▶ _GIVEN TASK_: Retype every line from the one containing "Extract the structured" through the last line of the records below, both included; leave out the pictures.

▶ _SUPPLIED RECORDS_:
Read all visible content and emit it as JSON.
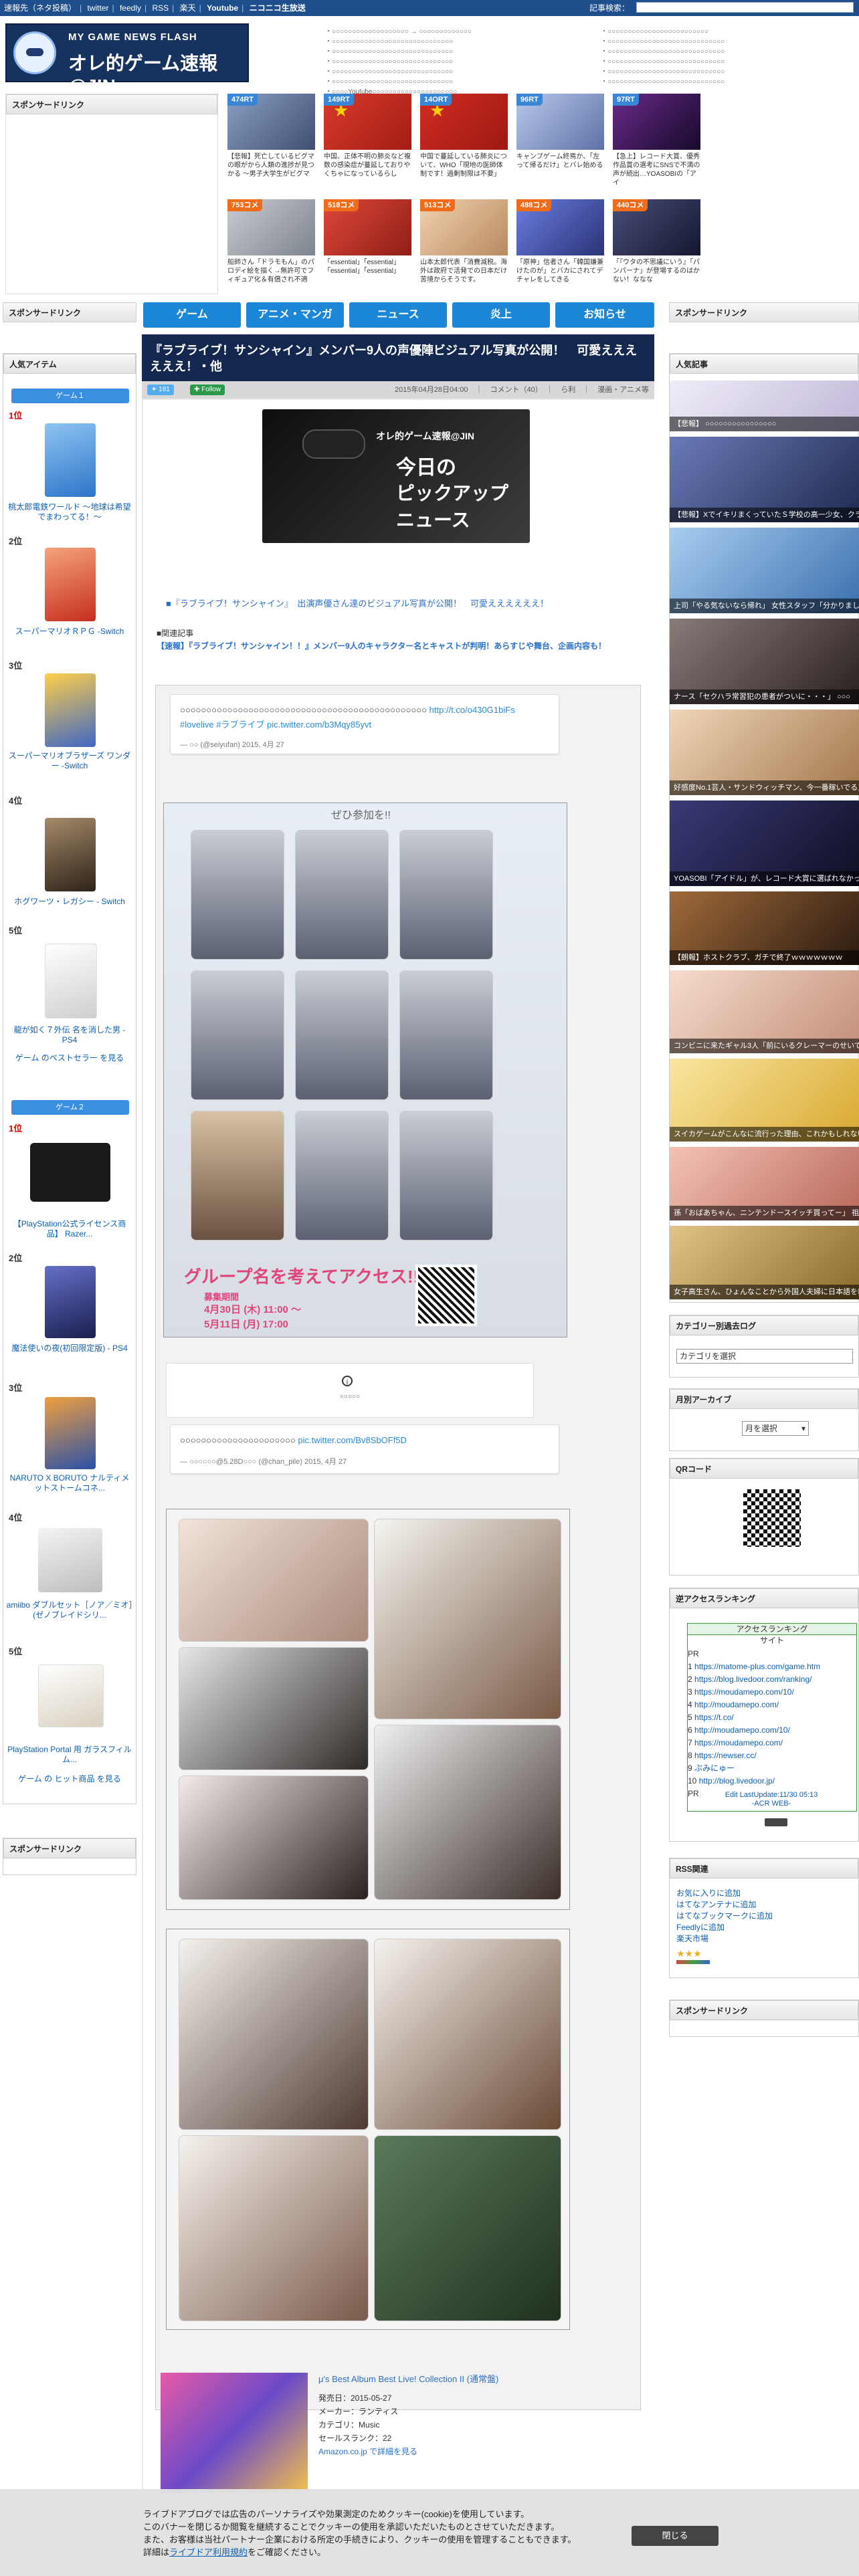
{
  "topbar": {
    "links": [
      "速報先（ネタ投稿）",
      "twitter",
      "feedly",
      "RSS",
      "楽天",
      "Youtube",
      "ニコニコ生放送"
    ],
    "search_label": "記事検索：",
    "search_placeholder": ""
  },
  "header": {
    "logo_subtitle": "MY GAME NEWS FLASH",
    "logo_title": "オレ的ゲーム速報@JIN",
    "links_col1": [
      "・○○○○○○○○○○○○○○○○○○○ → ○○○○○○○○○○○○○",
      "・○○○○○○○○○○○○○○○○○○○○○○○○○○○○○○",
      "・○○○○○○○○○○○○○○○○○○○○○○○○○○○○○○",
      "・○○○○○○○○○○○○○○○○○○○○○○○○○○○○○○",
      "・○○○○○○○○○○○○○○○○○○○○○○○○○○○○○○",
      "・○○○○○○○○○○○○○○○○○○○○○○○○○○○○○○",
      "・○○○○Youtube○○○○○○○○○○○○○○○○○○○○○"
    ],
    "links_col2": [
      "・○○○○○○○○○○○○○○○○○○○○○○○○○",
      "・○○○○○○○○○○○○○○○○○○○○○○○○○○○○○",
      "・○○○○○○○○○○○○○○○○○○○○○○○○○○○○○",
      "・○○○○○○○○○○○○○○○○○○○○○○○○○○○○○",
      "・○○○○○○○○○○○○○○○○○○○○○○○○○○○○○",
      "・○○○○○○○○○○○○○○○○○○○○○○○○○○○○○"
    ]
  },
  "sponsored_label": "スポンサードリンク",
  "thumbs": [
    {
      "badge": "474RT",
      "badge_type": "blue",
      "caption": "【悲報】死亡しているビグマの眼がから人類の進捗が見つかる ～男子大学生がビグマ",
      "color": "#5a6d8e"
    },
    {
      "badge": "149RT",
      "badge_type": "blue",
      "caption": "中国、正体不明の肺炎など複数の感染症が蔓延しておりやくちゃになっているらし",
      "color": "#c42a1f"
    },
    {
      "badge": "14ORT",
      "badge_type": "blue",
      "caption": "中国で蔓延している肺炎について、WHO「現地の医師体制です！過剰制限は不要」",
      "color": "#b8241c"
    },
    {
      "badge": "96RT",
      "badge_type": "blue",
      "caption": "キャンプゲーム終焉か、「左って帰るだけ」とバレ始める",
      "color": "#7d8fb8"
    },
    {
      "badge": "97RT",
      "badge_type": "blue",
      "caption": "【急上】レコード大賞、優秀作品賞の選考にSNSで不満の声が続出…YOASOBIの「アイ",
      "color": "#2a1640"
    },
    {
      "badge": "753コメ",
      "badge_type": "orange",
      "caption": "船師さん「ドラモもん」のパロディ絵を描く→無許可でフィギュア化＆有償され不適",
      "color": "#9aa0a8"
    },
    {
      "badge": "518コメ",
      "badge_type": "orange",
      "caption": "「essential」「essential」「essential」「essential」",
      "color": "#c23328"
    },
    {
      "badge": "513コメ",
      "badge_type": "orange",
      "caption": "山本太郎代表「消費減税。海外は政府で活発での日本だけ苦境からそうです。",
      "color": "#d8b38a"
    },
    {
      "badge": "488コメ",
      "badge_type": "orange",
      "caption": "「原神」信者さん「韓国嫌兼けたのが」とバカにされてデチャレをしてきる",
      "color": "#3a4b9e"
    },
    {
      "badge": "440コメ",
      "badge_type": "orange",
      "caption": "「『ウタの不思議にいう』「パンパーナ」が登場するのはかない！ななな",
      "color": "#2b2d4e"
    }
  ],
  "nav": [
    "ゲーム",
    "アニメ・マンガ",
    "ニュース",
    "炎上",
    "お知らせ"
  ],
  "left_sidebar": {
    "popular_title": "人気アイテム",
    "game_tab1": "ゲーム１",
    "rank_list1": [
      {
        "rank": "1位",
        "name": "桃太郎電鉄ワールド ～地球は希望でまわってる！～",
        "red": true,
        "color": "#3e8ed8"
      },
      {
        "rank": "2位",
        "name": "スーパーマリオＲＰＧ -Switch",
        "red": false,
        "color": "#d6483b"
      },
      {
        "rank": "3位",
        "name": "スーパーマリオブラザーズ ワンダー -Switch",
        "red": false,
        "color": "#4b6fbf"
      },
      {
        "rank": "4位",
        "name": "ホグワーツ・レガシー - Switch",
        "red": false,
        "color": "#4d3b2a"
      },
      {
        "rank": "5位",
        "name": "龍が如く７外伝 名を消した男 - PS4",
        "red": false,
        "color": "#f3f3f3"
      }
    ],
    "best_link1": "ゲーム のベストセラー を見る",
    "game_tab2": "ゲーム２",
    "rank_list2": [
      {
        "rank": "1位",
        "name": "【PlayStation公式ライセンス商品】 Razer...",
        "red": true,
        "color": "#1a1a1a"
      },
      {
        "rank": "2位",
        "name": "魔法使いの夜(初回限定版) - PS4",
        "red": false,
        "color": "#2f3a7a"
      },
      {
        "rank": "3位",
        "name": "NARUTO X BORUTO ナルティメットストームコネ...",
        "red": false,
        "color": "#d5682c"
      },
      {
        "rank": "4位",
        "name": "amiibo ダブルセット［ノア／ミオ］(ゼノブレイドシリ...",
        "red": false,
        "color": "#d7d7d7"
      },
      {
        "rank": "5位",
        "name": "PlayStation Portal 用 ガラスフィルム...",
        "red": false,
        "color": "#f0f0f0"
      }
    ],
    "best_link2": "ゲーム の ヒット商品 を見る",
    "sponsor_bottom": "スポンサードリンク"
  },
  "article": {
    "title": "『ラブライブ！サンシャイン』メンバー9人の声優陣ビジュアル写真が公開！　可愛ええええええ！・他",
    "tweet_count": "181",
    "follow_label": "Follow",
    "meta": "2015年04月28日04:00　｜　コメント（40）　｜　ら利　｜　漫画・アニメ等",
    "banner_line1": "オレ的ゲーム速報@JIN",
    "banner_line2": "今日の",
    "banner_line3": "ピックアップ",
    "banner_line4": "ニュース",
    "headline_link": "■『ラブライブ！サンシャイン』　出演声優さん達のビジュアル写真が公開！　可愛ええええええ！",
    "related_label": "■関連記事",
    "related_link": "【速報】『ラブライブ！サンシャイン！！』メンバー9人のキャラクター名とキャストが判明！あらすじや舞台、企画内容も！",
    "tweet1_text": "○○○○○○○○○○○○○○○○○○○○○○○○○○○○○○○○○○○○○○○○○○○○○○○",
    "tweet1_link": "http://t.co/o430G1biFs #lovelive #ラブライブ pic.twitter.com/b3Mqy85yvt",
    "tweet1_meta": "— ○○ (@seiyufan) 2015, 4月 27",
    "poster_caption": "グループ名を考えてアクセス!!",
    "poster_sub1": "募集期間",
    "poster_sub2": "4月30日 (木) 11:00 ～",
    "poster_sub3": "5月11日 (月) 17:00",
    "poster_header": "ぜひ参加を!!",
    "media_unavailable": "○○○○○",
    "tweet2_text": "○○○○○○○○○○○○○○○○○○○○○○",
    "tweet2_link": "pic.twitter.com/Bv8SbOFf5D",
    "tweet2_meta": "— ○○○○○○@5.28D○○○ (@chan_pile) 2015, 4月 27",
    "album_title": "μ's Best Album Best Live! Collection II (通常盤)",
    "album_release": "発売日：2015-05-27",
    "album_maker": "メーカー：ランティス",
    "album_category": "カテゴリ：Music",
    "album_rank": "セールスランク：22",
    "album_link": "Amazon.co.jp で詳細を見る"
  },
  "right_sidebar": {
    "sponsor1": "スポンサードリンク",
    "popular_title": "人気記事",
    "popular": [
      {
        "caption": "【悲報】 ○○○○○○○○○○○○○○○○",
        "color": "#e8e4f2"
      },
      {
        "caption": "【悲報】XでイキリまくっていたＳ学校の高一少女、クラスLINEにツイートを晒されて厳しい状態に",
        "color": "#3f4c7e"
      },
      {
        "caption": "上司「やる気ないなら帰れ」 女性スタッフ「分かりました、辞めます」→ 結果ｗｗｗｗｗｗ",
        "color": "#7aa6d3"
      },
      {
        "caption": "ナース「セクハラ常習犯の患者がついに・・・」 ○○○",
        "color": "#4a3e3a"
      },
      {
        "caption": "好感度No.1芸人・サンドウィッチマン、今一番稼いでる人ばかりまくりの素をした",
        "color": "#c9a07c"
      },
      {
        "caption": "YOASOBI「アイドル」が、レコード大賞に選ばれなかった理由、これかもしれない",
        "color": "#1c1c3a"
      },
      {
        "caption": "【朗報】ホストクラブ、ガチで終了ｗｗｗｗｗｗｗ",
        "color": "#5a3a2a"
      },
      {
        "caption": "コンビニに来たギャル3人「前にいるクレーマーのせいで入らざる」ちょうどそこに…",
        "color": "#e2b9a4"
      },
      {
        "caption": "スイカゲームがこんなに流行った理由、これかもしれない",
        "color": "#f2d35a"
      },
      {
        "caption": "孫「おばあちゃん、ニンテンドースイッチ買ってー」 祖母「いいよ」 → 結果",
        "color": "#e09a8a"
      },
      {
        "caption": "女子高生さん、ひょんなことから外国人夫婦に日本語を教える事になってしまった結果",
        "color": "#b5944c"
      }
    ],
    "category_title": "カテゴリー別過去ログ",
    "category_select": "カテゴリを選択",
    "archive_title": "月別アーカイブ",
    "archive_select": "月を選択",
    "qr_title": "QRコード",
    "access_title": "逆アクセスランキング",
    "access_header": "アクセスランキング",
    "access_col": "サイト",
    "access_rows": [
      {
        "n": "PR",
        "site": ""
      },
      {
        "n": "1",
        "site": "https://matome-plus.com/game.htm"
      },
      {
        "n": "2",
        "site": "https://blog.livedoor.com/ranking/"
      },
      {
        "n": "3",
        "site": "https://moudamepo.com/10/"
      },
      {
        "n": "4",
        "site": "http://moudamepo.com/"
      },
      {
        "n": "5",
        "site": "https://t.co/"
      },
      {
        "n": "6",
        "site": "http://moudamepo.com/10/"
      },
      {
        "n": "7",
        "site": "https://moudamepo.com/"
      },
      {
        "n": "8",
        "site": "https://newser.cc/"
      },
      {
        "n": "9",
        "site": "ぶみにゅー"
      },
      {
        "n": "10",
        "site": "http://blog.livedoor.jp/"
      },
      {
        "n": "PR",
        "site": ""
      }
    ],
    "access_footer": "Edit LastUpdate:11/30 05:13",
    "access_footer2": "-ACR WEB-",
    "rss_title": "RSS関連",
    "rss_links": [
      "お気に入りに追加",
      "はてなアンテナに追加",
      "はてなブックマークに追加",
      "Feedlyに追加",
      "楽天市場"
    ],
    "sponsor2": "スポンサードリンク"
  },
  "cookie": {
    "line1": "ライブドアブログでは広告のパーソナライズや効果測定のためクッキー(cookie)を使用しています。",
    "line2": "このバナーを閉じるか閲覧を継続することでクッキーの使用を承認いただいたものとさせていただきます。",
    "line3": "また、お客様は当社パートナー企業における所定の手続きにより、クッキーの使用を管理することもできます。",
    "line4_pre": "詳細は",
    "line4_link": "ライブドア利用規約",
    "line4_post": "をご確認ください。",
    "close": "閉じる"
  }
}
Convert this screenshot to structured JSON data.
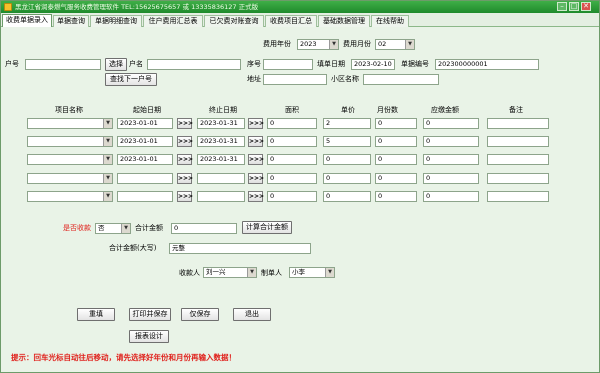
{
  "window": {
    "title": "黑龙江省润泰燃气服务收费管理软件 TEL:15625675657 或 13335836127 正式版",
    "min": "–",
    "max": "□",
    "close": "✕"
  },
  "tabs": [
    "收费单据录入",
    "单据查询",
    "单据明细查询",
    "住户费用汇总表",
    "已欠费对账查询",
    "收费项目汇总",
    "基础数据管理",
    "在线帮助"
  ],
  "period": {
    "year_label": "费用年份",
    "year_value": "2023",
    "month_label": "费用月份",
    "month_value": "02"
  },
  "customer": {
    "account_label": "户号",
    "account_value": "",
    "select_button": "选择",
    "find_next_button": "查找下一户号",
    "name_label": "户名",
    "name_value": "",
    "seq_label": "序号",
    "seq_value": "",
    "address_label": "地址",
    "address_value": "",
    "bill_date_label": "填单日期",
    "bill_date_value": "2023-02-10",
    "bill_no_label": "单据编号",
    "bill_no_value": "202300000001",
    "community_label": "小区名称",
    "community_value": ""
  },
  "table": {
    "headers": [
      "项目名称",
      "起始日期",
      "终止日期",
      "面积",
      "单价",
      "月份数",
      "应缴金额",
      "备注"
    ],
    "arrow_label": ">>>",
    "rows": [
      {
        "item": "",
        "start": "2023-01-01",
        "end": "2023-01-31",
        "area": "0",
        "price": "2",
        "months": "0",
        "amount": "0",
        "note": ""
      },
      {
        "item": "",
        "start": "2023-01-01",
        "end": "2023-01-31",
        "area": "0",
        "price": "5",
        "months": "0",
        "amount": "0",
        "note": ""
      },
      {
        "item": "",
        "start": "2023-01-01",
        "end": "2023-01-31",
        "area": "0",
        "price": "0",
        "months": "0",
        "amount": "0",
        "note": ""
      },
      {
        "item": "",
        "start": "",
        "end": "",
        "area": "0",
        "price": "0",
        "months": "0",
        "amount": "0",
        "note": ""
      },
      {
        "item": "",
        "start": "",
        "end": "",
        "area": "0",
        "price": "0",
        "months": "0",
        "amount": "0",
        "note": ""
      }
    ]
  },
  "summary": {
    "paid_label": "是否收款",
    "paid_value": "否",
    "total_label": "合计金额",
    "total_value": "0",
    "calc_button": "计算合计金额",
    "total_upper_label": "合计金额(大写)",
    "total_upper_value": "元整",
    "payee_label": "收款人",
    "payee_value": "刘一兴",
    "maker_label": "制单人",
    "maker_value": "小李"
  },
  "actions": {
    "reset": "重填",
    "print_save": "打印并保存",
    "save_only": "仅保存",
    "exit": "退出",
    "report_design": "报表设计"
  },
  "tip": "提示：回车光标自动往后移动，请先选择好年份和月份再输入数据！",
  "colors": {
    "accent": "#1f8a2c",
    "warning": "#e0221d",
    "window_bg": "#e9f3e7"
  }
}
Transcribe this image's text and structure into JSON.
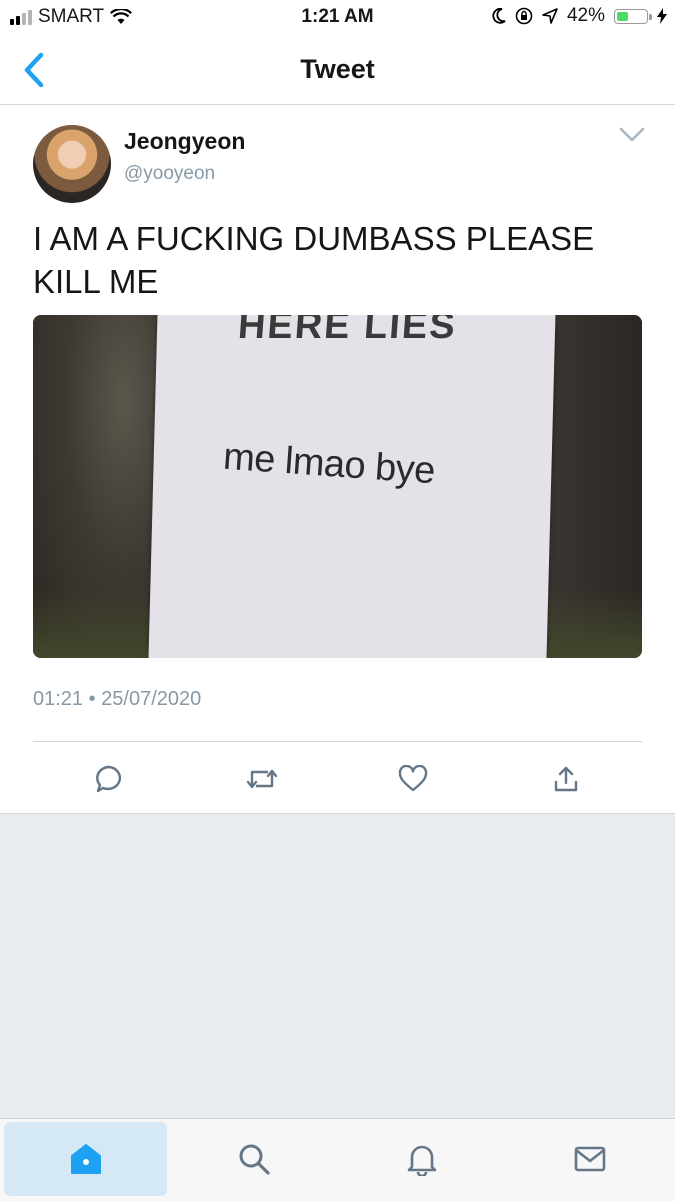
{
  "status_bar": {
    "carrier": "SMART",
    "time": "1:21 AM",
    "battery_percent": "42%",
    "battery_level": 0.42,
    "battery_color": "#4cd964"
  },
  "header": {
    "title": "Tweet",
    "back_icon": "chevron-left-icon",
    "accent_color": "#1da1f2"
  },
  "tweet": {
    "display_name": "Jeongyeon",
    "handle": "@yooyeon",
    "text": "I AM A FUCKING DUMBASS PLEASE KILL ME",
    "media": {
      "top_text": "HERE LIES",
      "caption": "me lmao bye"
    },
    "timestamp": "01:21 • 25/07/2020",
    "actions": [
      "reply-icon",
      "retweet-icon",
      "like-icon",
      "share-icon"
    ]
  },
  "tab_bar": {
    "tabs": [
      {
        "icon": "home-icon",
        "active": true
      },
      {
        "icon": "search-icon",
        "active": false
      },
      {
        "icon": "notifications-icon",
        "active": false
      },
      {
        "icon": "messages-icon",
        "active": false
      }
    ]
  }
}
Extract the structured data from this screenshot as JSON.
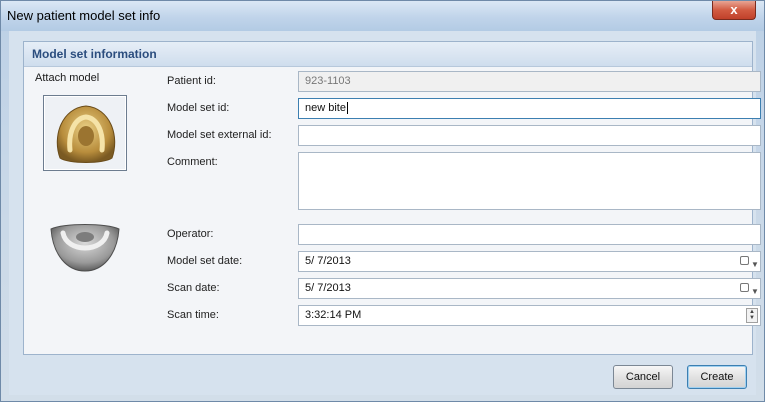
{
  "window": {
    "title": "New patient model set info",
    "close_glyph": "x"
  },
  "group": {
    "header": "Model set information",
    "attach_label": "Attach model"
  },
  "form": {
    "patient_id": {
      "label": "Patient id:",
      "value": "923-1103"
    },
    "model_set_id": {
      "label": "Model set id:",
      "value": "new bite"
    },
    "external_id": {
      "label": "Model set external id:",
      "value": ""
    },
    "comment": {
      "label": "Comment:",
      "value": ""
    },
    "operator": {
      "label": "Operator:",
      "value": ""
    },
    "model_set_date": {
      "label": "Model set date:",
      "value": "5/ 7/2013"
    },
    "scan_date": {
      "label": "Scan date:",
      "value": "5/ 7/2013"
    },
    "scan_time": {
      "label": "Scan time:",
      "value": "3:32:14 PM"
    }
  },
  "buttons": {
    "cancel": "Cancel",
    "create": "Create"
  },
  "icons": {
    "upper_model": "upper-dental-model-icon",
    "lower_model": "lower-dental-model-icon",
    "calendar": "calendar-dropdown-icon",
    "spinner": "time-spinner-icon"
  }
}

▶ _THE REPLY_:
Extract the structured data from this screenshot as JSON.
{
  "window": {
    "title": "New patient model set info",
    "close_glyph": "x"
  },
  "group": {
    "header": "Model set information",
    "attach_label": "Attach model"
  },
  "form": {
    "patient_id": {
      "label": "Patient id:",
      "value": "923-1103"
    },
    "model_set_id": {
      "label": "Model set id:",
      "value": "new bite"
    },
    "external_id": {
      "label": "Model set external id:",
      "value": ""
    },
    "comment": {
      "label": "Comment:",
      "value": ""
    },
    "operator": {
      "label": "Operator:",
      "value": ""
    },
    "model_set_date": {
      "label": "Model set date:",
      "value": "5/ 7/2013"
    },
    "scan_date": {
      "label": "Scan date:",
      "value": "5/ 7/2013"
    },
    "scan_time": {
      "label": "Scan time:",
      "value": "3:32:14 PM"
    }
  },
  "buttons": {
    "cancel": "Cancel",
    "create": "Create"
  },
  "icons": {
    "upper_model": "upper-dental-model-icon",
    "lower_model": "lower-dental-model-icon",
    "calendar": "calendar-dropdown-icon",
    "spinner": "time-spinner-icon"
  }
}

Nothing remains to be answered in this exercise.